実施日時:平成26年10月15日(水)10:30〜
聞き手:一般財団法人環境イノベーション情報機構 理事長 大塚柳太郎

エネルギーの安定供給やそのコストは重要ですが、エネルギー計画には社会を持続させる観点も非常に重要

倉阪 秀史(くらさか ひでふみ)さん
倉阪 秀史(くらさか ひでふみ)さん
環境経済学者。三重県伊賀市出身。東京大学経済学部卒業。
現在、千葉大学大学院人文社会科学研究科教授。環境マネジメントシステム実習、環境経済論、環境政策論、政策・合意形成入門などを担当。
1987年から1997年まで環境庁(当時、現環境省)に勤務。環境基本法、環境影響評価法などの施策に関わる。1994年から1995年まで、米国メリーランド大学客員研究員。1998年から千葉大学法経学部経済学科助教授、法経学部総合政策学科教授を歴任、2011年より現職。

::::::::::

上にある倉阪秀史さんのインタビュー記事を、最後の文の後から書き進めてください。

データ元から取った行:
::::::::::

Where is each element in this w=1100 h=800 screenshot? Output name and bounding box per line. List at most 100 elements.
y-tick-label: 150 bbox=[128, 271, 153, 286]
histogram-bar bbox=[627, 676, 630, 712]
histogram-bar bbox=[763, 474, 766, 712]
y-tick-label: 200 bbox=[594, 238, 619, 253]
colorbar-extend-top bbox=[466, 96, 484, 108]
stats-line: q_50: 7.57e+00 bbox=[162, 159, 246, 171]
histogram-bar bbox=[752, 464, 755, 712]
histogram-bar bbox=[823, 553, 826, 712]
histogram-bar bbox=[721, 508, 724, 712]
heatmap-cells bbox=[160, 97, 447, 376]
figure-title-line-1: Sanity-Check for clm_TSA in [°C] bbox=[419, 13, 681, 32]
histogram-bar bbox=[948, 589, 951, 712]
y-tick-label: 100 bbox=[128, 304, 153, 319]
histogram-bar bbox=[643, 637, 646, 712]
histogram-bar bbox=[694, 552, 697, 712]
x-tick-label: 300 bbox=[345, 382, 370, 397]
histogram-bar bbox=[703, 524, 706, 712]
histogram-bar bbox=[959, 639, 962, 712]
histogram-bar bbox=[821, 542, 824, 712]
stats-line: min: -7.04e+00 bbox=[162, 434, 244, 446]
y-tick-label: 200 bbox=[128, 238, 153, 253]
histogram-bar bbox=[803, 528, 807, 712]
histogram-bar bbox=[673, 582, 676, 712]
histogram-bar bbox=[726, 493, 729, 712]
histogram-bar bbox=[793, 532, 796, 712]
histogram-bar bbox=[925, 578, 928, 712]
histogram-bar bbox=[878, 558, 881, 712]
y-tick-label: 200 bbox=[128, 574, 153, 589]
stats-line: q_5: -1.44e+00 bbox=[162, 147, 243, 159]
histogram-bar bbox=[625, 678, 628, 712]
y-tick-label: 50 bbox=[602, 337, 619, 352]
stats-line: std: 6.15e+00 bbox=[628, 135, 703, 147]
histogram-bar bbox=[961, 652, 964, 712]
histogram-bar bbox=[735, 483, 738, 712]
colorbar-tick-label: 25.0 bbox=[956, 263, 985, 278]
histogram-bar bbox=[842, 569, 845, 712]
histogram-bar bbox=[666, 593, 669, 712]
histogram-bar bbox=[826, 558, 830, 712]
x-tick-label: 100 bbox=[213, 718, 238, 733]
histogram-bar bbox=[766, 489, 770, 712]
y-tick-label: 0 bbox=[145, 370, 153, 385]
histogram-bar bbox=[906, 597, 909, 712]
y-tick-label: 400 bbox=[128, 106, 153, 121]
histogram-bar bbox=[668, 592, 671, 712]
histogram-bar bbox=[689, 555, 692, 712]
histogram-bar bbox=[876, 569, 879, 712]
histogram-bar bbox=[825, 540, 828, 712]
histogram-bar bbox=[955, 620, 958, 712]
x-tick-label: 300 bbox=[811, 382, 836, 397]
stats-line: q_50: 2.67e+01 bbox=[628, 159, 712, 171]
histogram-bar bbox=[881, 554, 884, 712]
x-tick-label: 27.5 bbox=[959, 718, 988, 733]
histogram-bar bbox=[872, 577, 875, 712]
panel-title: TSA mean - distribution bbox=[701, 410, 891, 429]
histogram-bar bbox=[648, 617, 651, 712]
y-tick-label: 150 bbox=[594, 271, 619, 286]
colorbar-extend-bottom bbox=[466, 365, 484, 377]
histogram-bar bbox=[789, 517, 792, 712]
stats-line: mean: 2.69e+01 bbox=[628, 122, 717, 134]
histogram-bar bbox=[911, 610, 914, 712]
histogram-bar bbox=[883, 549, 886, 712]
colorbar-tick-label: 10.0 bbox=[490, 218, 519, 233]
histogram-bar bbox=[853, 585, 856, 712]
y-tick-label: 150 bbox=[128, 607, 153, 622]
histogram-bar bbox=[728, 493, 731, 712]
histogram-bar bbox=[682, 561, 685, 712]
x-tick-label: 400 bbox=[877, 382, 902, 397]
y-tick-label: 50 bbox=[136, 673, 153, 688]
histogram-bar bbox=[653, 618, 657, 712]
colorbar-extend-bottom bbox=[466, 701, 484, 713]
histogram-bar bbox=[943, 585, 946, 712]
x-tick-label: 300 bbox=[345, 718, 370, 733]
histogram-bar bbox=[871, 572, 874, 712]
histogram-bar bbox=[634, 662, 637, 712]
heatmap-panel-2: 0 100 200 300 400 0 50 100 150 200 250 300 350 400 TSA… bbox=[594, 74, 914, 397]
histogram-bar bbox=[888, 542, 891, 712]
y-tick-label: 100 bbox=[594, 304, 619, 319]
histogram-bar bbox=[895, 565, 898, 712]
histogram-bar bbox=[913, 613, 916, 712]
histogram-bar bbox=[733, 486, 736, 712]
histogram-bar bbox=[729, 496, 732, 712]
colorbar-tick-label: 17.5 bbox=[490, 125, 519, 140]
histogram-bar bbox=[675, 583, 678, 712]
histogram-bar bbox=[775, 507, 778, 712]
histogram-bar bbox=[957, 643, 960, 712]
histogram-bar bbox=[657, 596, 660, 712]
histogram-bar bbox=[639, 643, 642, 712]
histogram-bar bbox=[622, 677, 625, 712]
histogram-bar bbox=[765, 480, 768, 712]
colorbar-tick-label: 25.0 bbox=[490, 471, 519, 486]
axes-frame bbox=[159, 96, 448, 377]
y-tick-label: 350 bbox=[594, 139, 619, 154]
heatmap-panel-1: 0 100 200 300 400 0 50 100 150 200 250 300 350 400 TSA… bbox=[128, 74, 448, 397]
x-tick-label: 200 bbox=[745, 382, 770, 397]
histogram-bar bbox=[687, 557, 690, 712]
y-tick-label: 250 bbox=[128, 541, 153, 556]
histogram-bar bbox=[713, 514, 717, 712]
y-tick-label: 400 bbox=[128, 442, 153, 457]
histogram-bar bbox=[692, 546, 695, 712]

::::::::::

課題への回答:
大塚理事長(以下、大塚)―  本日は、EICネットのエコチャレンジャーにお出ましいただきありがとうございます。倉阪さんは、長年環境問題に携わり、とくに環境経済学の視点からさまざまな政策提言をなされておられます。福島の原子力発電所事故以来、再生可能エネルギーの活用をはじめ、エネルギー政策が日本はもちろん世界でも最重要課題になっています。本日は、エネルギー政策の現状と今後の課題や展望についてお伺いしたいと思います。どうぞよろしくお願いいたします。
早速ですが、本年4月に閣議決定されたエネルギー基本計画第四次計画を、倉阪さんはどのように捉えておられますか。

倉阪さん―  第四次計画は、原発を重要なベース電源として位置づけることで議論を呼びましたが、私が問題と思うのは、経済性が色濃く出されたことです。エネルギーの安定供給は重要ですし、供給するコストも重要なのはそのとおりですが、エネルギー計画には社会を持続させる観点も非常に重要なのです。安定供給とコストだけを考えると、石炭をたくさん燃やせばいいという結論に傾いてしまいます。実際、日本で石炭火力の計画が目白押しの状況が生まれています。これは、おそらく誤りです。温暖化対策という世界全体の流れに逆行しています。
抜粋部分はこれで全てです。